* start GIVEN INFORMATION *
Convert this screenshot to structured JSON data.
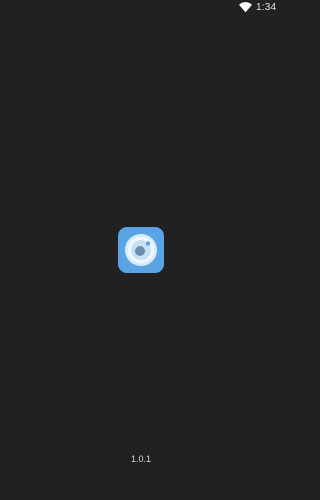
{
  "status_bar": {
    "time": "1:34",
    "wifi_icon": "wifi-icon"
  },
  "splash": {
    "app_icon": "camera-lens-icon",
    "version": "1.0.1"
  },
  "colors": {
    "background": "#212121",
    "icon_blue": "#5aa4e6",
    "icon_light": "#d7ecfb"
  }
}
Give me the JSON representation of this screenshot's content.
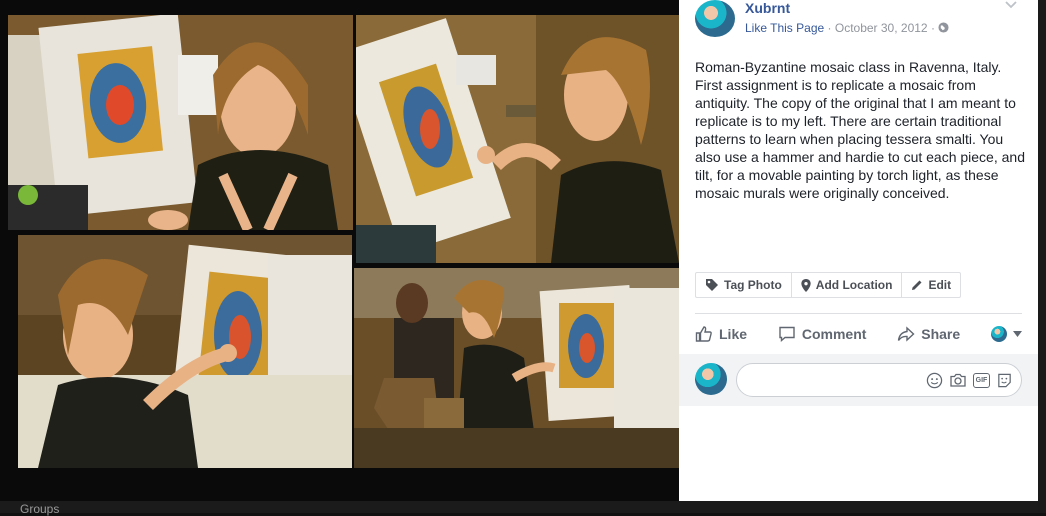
{
  "post": {
    "page_name": "Xubrnt",
    "like_page": "Like This Page",
    "separator": "·",
    "date": "October 30, 2012",
    "caption": "Roman-Byzantine mosaic class in Ravenna, Italy. First assignment is to replicate a mosaic from antiquity. The copy of the original that I am meant to replicate is to my left. There are certain traditional patterns to learn when placing tessera smalti. You also use a hammer and hardie to cut each piece, and tilt, for a movable painting by torch light, as these mosaic murals were originally conceived."
  },
  "photo_actions": [
    {
      "label": "Tag Photo",
      "icon": "tag-icon"
    },
    {
      "label": "Add Location",
      "icon": "location-pin-icon"
    },
    {
      "label": "Edit",
      "icon": "pencil-icon"
    }
  ],
  "post_actions": [
    {
      "label": "Like",
      "icon": "thumbs-up-icon"
    },
    {
      "label": "Comment",
      "icon": "comment-icon"
    },
    {
      "label": "Share",
      "icon": "share-icon"
    }
  ],
  "comment_input": {
    "icons": [
      "emoji-icon",
      "camera-icon",
      "gif-icon",
      "sticker-icon"
    ],
    "gif_label": "GIF"
  },
  "sidebar": {
    "groups_label": "Groups"
  },
  "colors": {
    "link": "#365899",
    "muted": "#90949c",
    "action_text": "#606770"
  }
}
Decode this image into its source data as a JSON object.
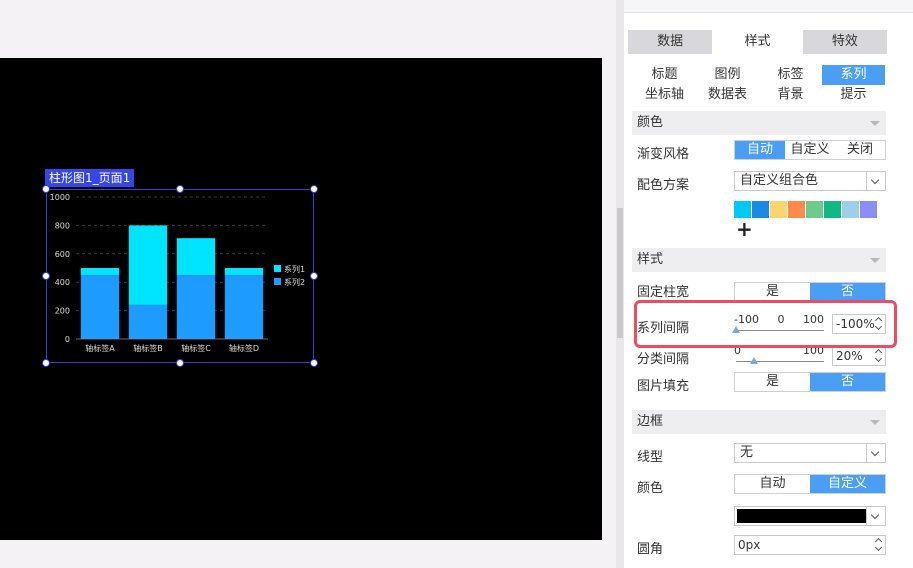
{
  "selection_tag": "柱形图1_页面1",
  "chart_data": {
    "type": "bar",
    "categories": [
      "轴标签A",
      "轴标签B",
      "轴标签C",
      "轴标签D"
    ],
    "series": [
      {
        "name": "系列1",
        "values": [
          50,
          560,
          260,
          50
        ],
        "color": "#00e5ff"
      },
      {
        "name": "系列2",
        "values": [
          450,
          240,
          450,
          450
        ],
        "color": "#1e9bff"
      }
    ],
    "stacked": true,
    "ylim": [
      0,
      1000
    ],
    "yticks": [
      "0",
      "200",
      "400",
      "600",
      "800",
      "1000"
    ],
    "grid": true,
    "legend": "right",
    "title": "",
    "xlabel": "",
    "ylabel": ""
  },
  "panel": {
    "main_tabs": [
      "数据",
      "样式",
      "特效"
    ],
    "sub_tabs": [
      "标题",
      "图例",
      "标签",
      "系列",
      "坐标轴",
      "数据表",
      "背景",
      "提示"
    ],
    "color_section": {
      "title": "颜色",
      "gradient_label": "渐变风格",
      "gradient_options": [
        "自动",
        "自定义",
        "关闭"
      ],
      "scheme_label": "配色方案",
      "scheme_value": "自定义组合色",
      "swatches": [
        "#00c8f8",
        "#1e88e5",
        "#f9d56e",
        "#ff8a4c",
        "#6ccb8e",
        "#10b981",
        "#9ecfe9",
        "#8b8ef6"
      ],
      "add_symbol": "+"
    },
    "style_section": {
      "title": "样式",
      "fixed_width_label": "固定柱宽",
      "yes": "是",
      "no": "否",
      "series_gap_label": "系列间隔",
      "series_gap_ticks": [
        "-100",
        "0",
        "100"
      ],
      "series_gap_value": "-100%",
      "series_gap_level": 0,
      "category_gap_label": "分类间隔",
      "category_gap_ticks": [
        "0",
        "100"
      ],
      "category_gap_value": "20%",
      "category_gap_level": 0.2,
      "image_fill_label": "图片填充"
    },
    "border_section": {
      "title": "边框",
      "line_type_label": "线型",
      "line_type_value": "无",
      "color_label": "颜色",
      "color_options": [
        "自动",
        "自定义"
      ],
      "radius_label": "圆角",
      "radius_value": "0px"
    }
  }
}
* end GIVEN INFORMATION *
* [WRITTEN EXERCISE] Output all of the data exactly as it stands, minus any images.

* [EXERCISE SOLUTION]
Convert this screenshot to structured JSON data.
{
  "status_bar": {
    "time": "1:34",
    "wifi_icon": "wifi-icon"
  },
  "splash": {
    "app_icon": "camera-lens-icon",
    "version": "1.0.1"
  },
  "colors": {
    "background": "#212121",
    "icon_blue": "#5aa4e6",
    "icon_light": "#d7ecfb"
  }
}
Give me the JSON representation of this screenshot's content.
{
  "post": {
    "page_name": "Xubrnt",
    "like_page": "Like This Page",
    "separator": "·",
    "date": "October 30, 2012",
    "caption": "Roman-Byzantine mosaic class in Ravenna, Italy. First assignment is to replicate a mosaic from antiquity. The copy of the original that I am meant to replicate is to my left. There are certain traditional patterns to learn when placing tessera smalti. You also use a hammer and hardie to cut each piece, and tilt, for a movable painting by torch light, as these mosaic murals were originally conceived."
  },
  "photo_actions": [
    {
      "label": "Tag Photo",
      "icon": "tag-icon"
    },
    {
      "label": "Add Location",
      "icon": "location-pin-icon"
    },
    {
      "label": "Edit",
      "icon": "pencil-icon"
    }
  ],
  "post_actions": [
    {
      "label": "Like",
      "icon": "thumbs-up-icon"
    },
    {
      "label": "Comment",
      "icon": "comment-icon"
    },
    {
      "label": "Share",
      "icon": "share-icon"
    }
  ],
  "comment_input": {
    "icons": [
      "emoji-icon",
      "camera-icon",
      "gif-icon",
      "sticker-icon"
    ],
    "gif_label": "GIF"
  },
  "sidebar": {
    "groups_label": "Groups"
  },
  "colors": {
    "link": "#365899",
    "muted": "#90949c",
    "action_text": "#606770"
  }
}
Decode this image into its source data as a JSON object.
{
  "selection_tag": "柱形图1_页面1",
  "chart_data": {
    "type": "bar",
    "categories": [
      "轴标签A",
      "轴标签B",
      "轴标签C",
      "轴标签D"
    ],
    "series": [
      {
        "name": "系列1",
        "values": [
          50,
          560,
          260,
          50
        ],
        "color": "#00e5ff"
      },
      {
        "name": "系列2",
        "values": [
          450,
          240,
          450,
          450
        ],
        "color": "#1e9bff"
      }
    ],
    "stacked": true,
    "ylim": [
      0,
      1000
    ],
    "yticks": [
      "0",
      "200",
      "400",
      "600",
      "800",
      "1000"
    ],
    "grid": true,
    "legend": "right",
    "title": "",
    "xlabel": "",
    "ylabel": ""
  },
  "panel": {
    "main_tabs": [
      "数据",
      "样式",
      "特效"
    ],
    "sub_tabs": [
      "标题",
      "图例",
      "标签",
      "系列",
      "坐标轴",
      "数据表",
      "背景",
      "提示"
    ],
    "color_section": {
      "title": "颜色",
      "gradient_label": "渐变风格",
      "gradient_options": [
        "自动",
        "自定义",
        "关闭"
      ],
      "scheme_label": "配色方案",
      "scheme_value": "自定义组合色",
      "swatches": [
        "#00c8f8",
        "#1e88e5",
        "#f9d56e",
        "#ff8a4c",
        "#6ccb8e",
        "#10b981",
        "#9ecfe9",
        "#8b8ef6"
      ],
      "add_symbol": "+"
    },
    "style_section": {
      "title": "样式",
      "fixed_width_label": "固定柱宽",
      "yes": "是",
      "no": "否",
      "series_gap_label": "系列间隔",
      "series_gap_ticks": [
        "-100",
        "0",
        "100"
      ],
      "series_gap_value": "-100%",
      "series_gap_level": 0,
      "category_gap_label": "分类间隔",
      "category_gap_ticks": [
        "0",
        "100"
      ],
      "category_gap_value": "20%",
      "category_gap_level": 0.2,
      "image_fill_label": "图片填充"
    },
    "border_section": {
      "title": "边框",
      "line_type_label": "线型",
      "line_type_value": "无",
      "color_label": "颜色",
      "color_options": [
        "自动",
        "自定义"
      ],
      "radius_label": "圆角",
      "radius_value": "0px"
    }
  }
}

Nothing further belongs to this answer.